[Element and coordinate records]
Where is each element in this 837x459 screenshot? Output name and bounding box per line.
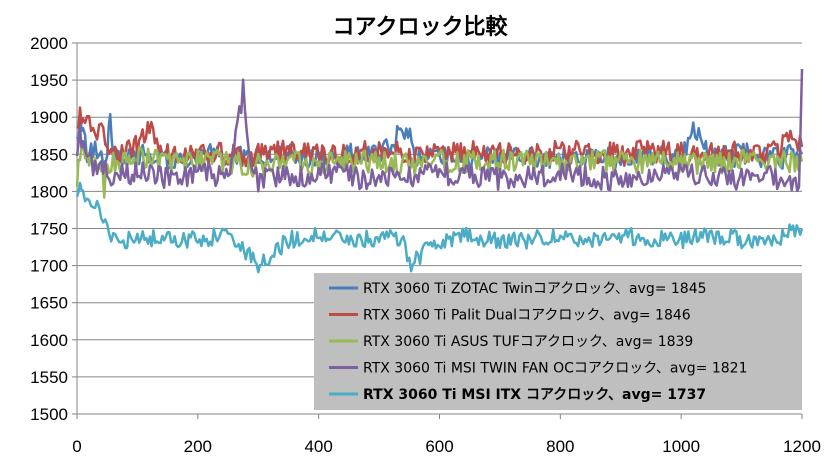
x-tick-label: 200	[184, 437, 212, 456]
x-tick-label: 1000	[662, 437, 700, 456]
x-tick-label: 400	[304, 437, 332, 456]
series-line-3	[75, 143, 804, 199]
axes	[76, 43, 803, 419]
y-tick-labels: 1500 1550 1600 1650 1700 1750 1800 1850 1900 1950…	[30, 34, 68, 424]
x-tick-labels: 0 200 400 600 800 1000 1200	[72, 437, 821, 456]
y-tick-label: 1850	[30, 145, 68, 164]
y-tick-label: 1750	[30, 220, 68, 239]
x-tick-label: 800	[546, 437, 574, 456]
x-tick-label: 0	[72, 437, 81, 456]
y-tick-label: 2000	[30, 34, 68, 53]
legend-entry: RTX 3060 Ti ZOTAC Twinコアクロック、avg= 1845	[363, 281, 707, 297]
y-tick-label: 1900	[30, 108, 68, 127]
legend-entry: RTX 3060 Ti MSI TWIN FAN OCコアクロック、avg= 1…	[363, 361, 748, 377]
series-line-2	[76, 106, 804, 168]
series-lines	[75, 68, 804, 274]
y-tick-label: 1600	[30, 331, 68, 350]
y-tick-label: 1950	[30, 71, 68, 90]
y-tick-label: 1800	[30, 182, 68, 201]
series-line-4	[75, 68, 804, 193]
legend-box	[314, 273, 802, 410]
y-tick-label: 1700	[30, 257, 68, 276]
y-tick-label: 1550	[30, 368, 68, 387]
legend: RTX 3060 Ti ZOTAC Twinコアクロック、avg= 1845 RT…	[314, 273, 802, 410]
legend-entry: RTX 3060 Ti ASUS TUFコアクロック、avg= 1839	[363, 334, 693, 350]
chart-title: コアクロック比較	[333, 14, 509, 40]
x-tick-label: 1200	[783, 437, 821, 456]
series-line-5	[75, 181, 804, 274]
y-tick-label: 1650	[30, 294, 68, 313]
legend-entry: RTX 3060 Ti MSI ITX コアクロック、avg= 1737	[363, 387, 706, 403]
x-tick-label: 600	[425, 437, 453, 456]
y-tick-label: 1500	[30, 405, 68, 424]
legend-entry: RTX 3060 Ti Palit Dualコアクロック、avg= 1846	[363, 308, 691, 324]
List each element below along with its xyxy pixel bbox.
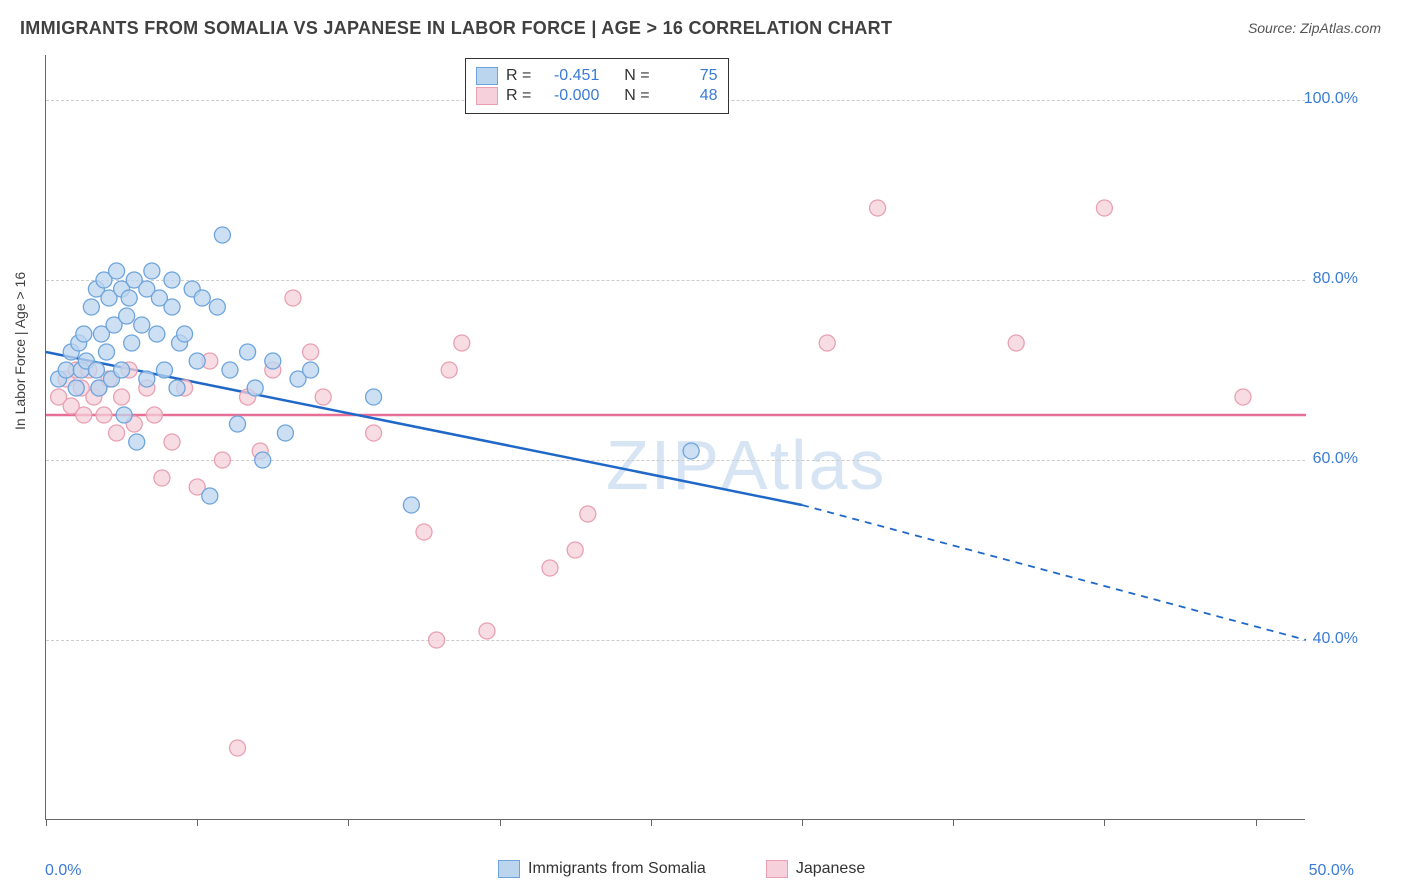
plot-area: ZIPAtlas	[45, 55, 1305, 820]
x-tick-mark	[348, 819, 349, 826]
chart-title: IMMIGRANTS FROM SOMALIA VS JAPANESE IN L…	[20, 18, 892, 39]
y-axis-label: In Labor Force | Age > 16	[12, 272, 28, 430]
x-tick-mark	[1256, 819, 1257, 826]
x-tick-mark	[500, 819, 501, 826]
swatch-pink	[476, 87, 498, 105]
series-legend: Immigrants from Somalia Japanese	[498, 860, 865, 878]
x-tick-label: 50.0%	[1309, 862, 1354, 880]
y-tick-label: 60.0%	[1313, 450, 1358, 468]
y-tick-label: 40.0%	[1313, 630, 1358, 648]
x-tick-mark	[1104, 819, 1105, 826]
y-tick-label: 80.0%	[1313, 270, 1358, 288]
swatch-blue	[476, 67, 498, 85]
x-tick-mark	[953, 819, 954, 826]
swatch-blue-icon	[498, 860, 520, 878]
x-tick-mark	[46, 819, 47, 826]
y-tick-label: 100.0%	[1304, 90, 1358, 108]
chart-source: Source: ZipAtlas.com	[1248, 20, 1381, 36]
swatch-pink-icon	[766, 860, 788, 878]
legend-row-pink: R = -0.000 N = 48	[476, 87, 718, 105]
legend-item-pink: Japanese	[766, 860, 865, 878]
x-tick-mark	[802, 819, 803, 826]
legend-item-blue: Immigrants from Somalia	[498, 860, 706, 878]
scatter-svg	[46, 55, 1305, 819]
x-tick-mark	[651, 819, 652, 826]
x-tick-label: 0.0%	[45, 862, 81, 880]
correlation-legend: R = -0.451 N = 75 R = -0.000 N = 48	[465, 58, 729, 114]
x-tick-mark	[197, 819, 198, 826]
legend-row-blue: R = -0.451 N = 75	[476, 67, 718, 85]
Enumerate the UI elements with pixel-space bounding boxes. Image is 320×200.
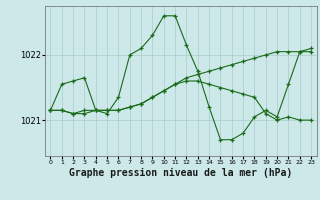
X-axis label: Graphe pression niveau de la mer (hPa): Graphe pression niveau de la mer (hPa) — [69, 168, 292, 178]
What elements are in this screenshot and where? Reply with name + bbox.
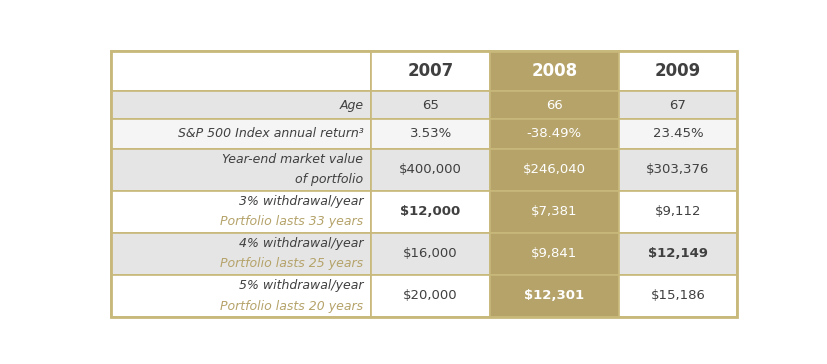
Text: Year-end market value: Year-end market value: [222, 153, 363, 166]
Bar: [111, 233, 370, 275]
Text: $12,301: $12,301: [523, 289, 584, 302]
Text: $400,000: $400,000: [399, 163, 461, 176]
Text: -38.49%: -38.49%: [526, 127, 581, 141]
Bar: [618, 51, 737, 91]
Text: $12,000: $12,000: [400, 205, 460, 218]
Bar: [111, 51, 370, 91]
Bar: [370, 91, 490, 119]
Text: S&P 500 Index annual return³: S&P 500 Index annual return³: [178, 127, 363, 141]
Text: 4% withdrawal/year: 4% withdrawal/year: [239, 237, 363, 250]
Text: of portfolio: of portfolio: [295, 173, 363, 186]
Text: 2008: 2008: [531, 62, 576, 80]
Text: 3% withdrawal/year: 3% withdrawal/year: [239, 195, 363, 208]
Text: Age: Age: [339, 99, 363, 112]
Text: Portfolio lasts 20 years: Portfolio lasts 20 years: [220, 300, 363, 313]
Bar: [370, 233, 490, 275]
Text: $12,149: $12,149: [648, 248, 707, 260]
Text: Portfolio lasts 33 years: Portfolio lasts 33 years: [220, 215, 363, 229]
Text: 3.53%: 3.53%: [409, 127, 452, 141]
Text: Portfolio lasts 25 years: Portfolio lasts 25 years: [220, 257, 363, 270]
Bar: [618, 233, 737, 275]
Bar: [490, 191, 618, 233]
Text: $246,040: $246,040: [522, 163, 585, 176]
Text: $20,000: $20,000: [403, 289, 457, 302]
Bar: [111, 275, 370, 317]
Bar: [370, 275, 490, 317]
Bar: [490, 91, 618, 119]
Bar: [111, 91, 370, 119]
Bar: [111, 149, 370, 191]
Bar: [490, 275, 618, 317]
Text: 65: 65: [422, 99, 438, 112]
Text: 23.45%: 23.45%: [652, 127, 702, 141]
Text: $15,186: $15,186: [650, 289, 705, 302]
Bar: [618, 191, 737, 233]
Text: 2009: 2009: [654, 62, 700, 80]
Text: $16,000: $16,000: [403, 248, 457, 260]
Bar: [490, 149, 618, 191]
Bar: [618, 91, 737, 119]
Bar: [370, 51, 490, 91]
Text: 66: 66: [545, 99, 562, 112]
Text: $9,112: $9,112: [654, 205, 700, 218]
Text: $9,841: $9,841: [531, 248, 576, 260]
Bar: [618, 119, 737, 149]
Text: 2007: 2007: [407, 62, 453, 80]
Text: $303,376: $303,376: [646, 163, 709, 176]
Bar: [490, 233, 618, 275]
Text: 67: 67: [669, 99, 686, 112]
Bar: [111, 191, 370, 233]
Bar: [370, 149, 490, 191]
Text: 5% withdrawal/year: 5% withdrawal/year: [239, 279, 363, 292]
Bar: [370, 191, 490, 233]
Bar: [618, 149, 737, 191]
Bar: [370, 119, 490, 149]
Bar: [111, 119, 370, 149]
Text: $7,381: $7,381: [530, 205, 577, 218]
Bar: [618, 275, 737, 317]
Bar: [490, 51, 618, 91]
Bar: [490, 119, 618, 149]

What the exercise asks
Convert the entire listing above into a JSON array of strings, with one string for each line. Skip blank lines and the picture placeholders.

Output for this exercise
[
  "Where is each element in this 837x459 screenshot? Output name and bounding box per line.",
  "x-tick-label: 200\t[184, 437, 212, 456]",
  "x-tick-label: 1000\t[662, 437, 700, 456]",
  "x-tick-label: 400\t[304, 437, 332, 456]",
  "series-line-3\t[75, 143, 804, 199]",
  "axes\t[76, 43, 803, 419]",
  "y-tick-labels: 1500 1550 1600 1650 1700 1750 1800 1850 1900 1950…\t[30, 34, 68, 424]",
  "x-tick-labels: 0 200 400 600 800 1000 1200\t[72, 437, 821, 456]",
  "y-tick-label: 1850\t[30, 145, 68, 164]",
  "y-tick-label: 1750\t[30, 220, 68, 239]",
  "x-tick-label: 800\t[546, 437, 574, 456]",
  "x-tick-label: 0\t[72, 437, 81, 456]",
  "y-tick-label: 2000\t[30, 34, 68, 53]",
  "legend-entry: RTX 3060 Ti ZOTAC Twinコアクロック、avg= 1845\t[363, 281, 707, 297]",
  "y-tick-label: 1900\t[30, 108, 68, 127]",
  "legend-entry: RTX 3060 Ti MSI TWIN FAN OCコアクロック、avg= 1…\t[363, 361, 748, 377]",
  "series-line-2\t[76, 106, 804, 168]",
  "series-lines\t[75, 68, 804, 274]",
  "y-tick-label: 1600\t[30, 331, 68, 350]",
  "y-tick-label: 1950\t[30, 71, 68, 90]",
  "y-tick-label: 1800\t[30, 182, 68, 201]",
  "series-line-4\t[75, 68, 804, 193]",
  "legend-box\t[314, 273, 802, 410]",
  "y-tick-label: 1700\t[30, 257, 68, 276]",
  "y-tick-label: 1550\t[30, 368, 68, 387]",
  "legend: RTX 3060 Ti ZOTAC Twinコアクロック、avg= 1845 RT…\t[314, 273, 802, 410]",
  "legend-entry: RTX 3060 Ti ASUS TUFコアクロック、avg= 1839\t[363, 334, 693, 350]",
  "chart-title: コアクロック比較\t[333, 14, 509, 40]",
  "x-tick-label: 1200\t[783, 437, 821, 456]",
  "series-line-5\t[75, 181, 804, 274]",
  "y-tick-label: 1650\t[30, 294, 68, 313]",
  "legend-entry: RTX 3060 Ti MSI ITX コアクロック、avg= 1737\t[363, 387, 706, 403]",
  "x-tick-label: 600\t[425, 437, 453, 456]",
  "y-tick-label: 1500\t[30, 405, 68, 424]",
  "legend-entry: RTX 3060 Ti Palit Dualコアクロック、avg= 1846\t[363, 308, 691, 324]",
  "List each element below along with its xyxy pixel bbox.",
  "plot-area: ZIPAtlas\t[45, 55, 1305, 820]",
  "x-tick-mark\t[348, 819, 349, 826]",
  "chart-title: IMMIGRANTS FROM SOMALIA VS JAPANESE IN L…\t[20, 18, 892, 39]",
  "y-axis-label: In Labor Force | Age > 16\t[12, 272, 28, 430]",
  "x-tick-mark\t[1256, 819, 1257, 826]",
  "x-tick-mark\t[500, 819, 501, 826]",
  "swatch-pink\t[476, 87, 498, 105]",
  "series-legend: Immigrants from Somalia Japanese\t[498, 860, 865, 878]",
  "x-tick-label: 50.0%\t[1309, 862, 1354, 880]",
  "y-tick-label: 60.0%\t[1313, 450, 1358, 468]",
  "y-tick-label: 40.0%\t[1313, 630, 1358, 648]",
  "x-tick-mark\t[1104, 819, 1105, 826]",
  "y-tick-label: 80.0%\t[1313, 270, 1358, 288]",
  "swatch-blue\t[476, 67, 498, 85]",
  "x-tick-mark\t[953, 819, 954, 826]",
  "swatch-blue-icon\t[498, 860, 520, 878]",
  "x-tick-mark\t[46, 819, 47, 826]",
  "y-tick-label: 100.0%\t[1304, 90, 1358, 108]",
  "chart-source: Source: ZipAtlas.com\t[1248, 20, 1381, 36]",
  "swatch-pink-icon\t[766, 860, 788, 878]",
  "legend-row-pink: R = -0.000 N = 48\t[476, 87, 718, 105]",
  "legend-item-pink: Japanese\t[766, 860, 865, 878]",
  "x-tick-mark\t[802, 819, 803, 826]",
  "legend-item-blue: Immigrants from Somalia\t[498, 860, 706, 878]",
  "scatter-svg\t[46, 55, 1305, 819]",
  "x-tick-mark\t[651, 819, 652, 826]",
  "x-tick-label: 0.0%\t[45, 862, 81, 880]",
  "correlation-legend: R = -0.451 N = 75 R = -0.000 N = 48\t[465, 58, 729, 114]",
  "x-tick-mark\t[197, 819, 198, 826]",
  "legend-row-blue: R = -0.451 N = 75\t[476, 67, 718, 85]",
  "Enumerate the UI elements with pixel-space bounding boxes. Image is 320×200.",
  "X-axis label: Graphe pression niveau de la mer (hPa): Graphe pression niveau de la mer (hPa) — [69, 168, 292, 178]",
  "What elements are in this screenshot and where? Reply with name + bbox.",
  "Text: Year-end market value: Year-end market value: [222, 153, 363, 166]",
  "Bar: [111, 233, 370, 275]",
  "Text: $12,301: $12,301: [523, 289, 584, 302]",
  "Text: $400,000: $400,000: [399, 163, 461, 176]",
  "Text: -38.49%: -38.49%: [526, 127, 581, 141]",
  "Bar: [618, 51, 737, 91]",
  "Text: $12,000: $12,000: [400, 205, 460, 218]",
  "Bar: [111, 51, 370, 91]",
  "Bar: [370, 91, 490, 119]",
  "Text: S&P 500 Index annual return³: S&P 500 Index annual return³: [178, 127, 363, 141]",
  "Text: 4% withdrawal/year: 4% withdrawal/year: [239, 237, 363, 250]",
  "Text: of portfolio: of portfolio: [295, 173, 363, 186]",
  "Text: 2008: 2008: [531, 62, 576, 80]",
  "Text: 3% withdrawal/year: 3% withdrawal/year: [239, 195, 363, 208]",
  "Text: Age: Age: [339, 99, 363, 112]",
  "Text: Portfolio lasts 20 years: Portfolio lasts 20 years: [220, 300, 363, 313]",
  "Bar: [370, 233, 490, 275]",
  "Text: $12,149: $12,149: [648, 248, 707, 260]",
  "Text: Portfolio lasts 33 years: Portfolio lasts 33 years: [220, 215, 363, 229]",
  "Text: 3.53%: 3.53%: [409, 127, 452, 141]",
  "Text: Portfolio lasts 25 years: Portfolio lasts 25 years: [220, 257, 363, 270]",
  "Bar: [618, 233, 737, 275]",
  "Bar: [490, 191, 618, 233]",
  "Text: $246,040: $246,040: [522, 163, 585, 176]",
  "Text: $20,000: $20,000: [403, 289, 457, 302]",
  "Bar: [111, 275, 370, 317]",
  "Bar: [370, 275, 490, 317]",
  "Bar: [490, 91, 618, 119]",
  "Bar: [111, 91, 370, 119]",
  "Bar: [111, 149, 370, 191]",
  "Bar: [490, 275, 618, 317]",
  "Text: 65: 65: [422, 99, 438, 112]",
  "Text: 23.45%: 23.45%: [652, 127, 702, 141]",
  "Text: $15,186: $15,186: [650, 289, 705, 302]",
  "Bar: [618, 191, 737, 233]",
  "Text: 2009: 2009: [654, 62, 700, 80]",
  "Text: $16,000: $16,000: [403, 248, 457, 260]",
  "Bar: [490, 149, 618, 191]",
  "Bar: [618, 91, 737, 119]",
  "Bar: [370, 51, 490, 91]",
  "Text: 66: 66: [545, 99, 562, 112]",
  "Text: $9,112: $9,112: [654, 205, 700, 218]",
  "Text: $9,841: $9,841: [531, 248, 576, 260]",
  "Bar: [618, 119, 737, 149]",
  "Text: 2007: 2007: [407, 62, 453, 80]",
  "Text: $303,376: $303,376: [646, 163, 709, 176]",
  "Bar: [490, 233, 618, 275]",
  "Text: 67: 67: [669, 99, 686, 112]",
  "Bar: [111, 191, 370, 233]",
  "Bar: [370, 149, 490, 191]",
  "Text: 5% withdrawal/year: 5% withdrawal/year: [239, 279, 363, 292]",
  "Bar: [370, 191, 490, 233]",
  "Bar: [618, 149, 737, 191]",
  "Bar: [370, 119, 490, 149]",
  "Bar: [111, 119, 370, 149]",
  "Text: $7,381: $7,381: [530, 205, 577, 218]",
  "Bar: [618, 275, 737, 317]",
  "Bar: [490, 51, 618, 91]",
  "Bar: [490, 119, 618, 149]"
]